┌──

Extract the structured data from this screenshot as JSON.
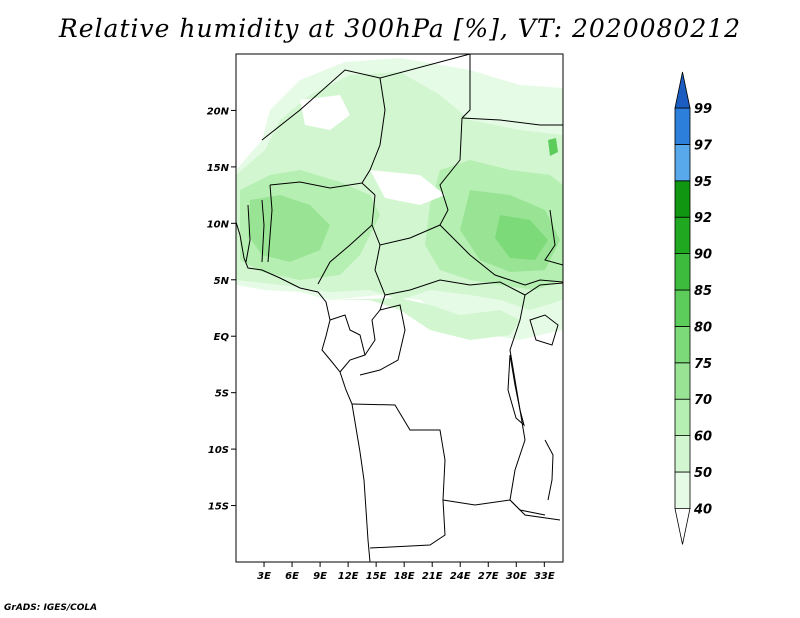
{
  "title": "Relative humidity at 300hPa [%], VT: 2020080212",
  "credit": "GrADS: IGES/COLA",
  "map": {
    "lat_range": [
      -20,
      25
    ],
    "lon_range": [
      0,
      35
    ],
    "lat_ticks": [
      {
        "value": 20,
        "label": "20N"
      },
      {
        "value": 15,
        "label": "15N"
      },
      {
        "value": 10,
        "label": "10N"
      },
      {
        "value": 5,
        "label": "5N"
      },
      {
        "value": 0,
        "label": "EQ"
      },
      {
        "value": -5,
        "label": "5S"
      },
      {
        "value": -10,
        "label": "10S"
      },
      {
        "value": -15,
        "label": "15S"
      }
    ],
    "lon_ticks": [
      {
        "value": 3,
        "label": "3E"
      },
      {
        "value": 6,
        "label": "6E"
      },
      {
        "value": 9,
        "label": "9E"
      },
      {
        "value": 12,
        "label": "12E"
      },
      {
        "value": 15,
        "label": "15E"
      },
      {
        "value": 18,
        "label": "18E"
      },
      {
        "value": 21,
        "label": "21E"
      },
      {
        "value": 24,
        "label": "24E"
      },
      {
        "value": 27,
        "label": "27E"
      },
      {
        "value": 30,
        "label": "30E"
      },
      {
        "value": 33,
        "label": "33E"
      }
    ]
  },
  "colorbar": {
    "levels": [
      {
        "label": "40",
        "color": "#e6fbe6"
      },
      {
        "label": "50",
        "color": "#d2f6d0"
      },
      {
        "label": "60",
        "color": "#b6efb2"
      },
      {
        "label": "70",
        "color": "#98e494"
      },
      {
        "label": "75",
        "color": "#7cda78"
      },
      {
        "label": "80",
        "color": "#5ccd5a"
      },
      {
        "label": "85",
        "color": "#3cbb3c"
      },
      {
        "label": "90",
        "color": "#20a820"
      },
      {
        "label": "92",
        "color": "#109610"
      },
      {
        "label": "95",
        "color": "#58a8ec"
      },
      {
        "label": "97",
        "color": "#2c80dc"
      },
      {
        "label": "99",
        "color": "#1a5cc0"
      }
    ]
  }
}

└──

§ EXERCISE REQUIREMENTS: All entries are to be retyped exactly. Omit any embedded images.

§ TASK SOLUTION:
Extract the structured data from this screenshot as JSON.
{
  "title": "Relative humidity at 300hPa [%], VT: 2020080212",
  "credit": "GrADS: IGES/COLA",
  "map": {
    "lat_range": [
      -20,
      25
    ],
    "lon_range": [
      0,
      35
    ],
    "lat_ticks": [
      {
        "value": 20,
        "label": "20N"
      },
      {
        "value": 15,
        "label": "15N"
      },
      {
        "value": 10,
        "label": "10N"
      },
      {
        "value": 5,
        "label": "5N"
      },
      {
        "value": 0,
        "label": "EQ"
      },
      {
        "value": -5,
        "label": "5S"
      },
      {
        "value": -10,
        "label": "10S"
      },
      {
        "value": -15,
        "label": "15S"
      }
    ],
    "lon_ticks": [
      {
        "value": 3,
        "label": "3E"
      },
      {
        "value": 6,
        "label": "6E"
      },
      {
        "value": 9,
        "label": "9E"
      },
      {
        "value": 12,
        "label": "12E"
      },
      {
        "value": 15,
        "label": "15E"
      },
      {
        "value": 18,
        "label": "18E"
      },
      {
        "value": 21,
        "label": "21E"
      },
      {
        "value": 24,
        "label": "24E"
      },
      {
        "value": 27,
        "label": "27E"
      },
      {
        "value": 30,
        "label": "30E"
      },
      {
        "value": 33,
        "label": "33E"
      }
    ]
  },
  "colorbar": {
    "levels": [
      {
        "label": "40",
        "color": "#e6fbe6"
      },
      {
        "label": "50",
        "color": "#d2f6d0"
      },
      {
        "label": "60",
        "color": "#b6efb2"
      },
      {
        "label": "70",
        "color": "#98e494"
      },
      {
        "label": "75",
        "color": "#7cda78"
      },
      {
        "label": "80",
        "color": "#5ccd5a"
      },
      {
        "label": "85",
        "color": "#3cbb3c"
      },
      {
        "label": "90",
        "color": "#20a820"
      },
      {
        "label": "92",
        "color": "#109610"
      },
      {
        "label": "95",
        "color": "#58a8ec"
      },
      {
        "label": "97",
        "color": "#2c80dc"
      },
      {
        "label": "99",
        "color": "#1a5cc0"
      }
    ]
  }
}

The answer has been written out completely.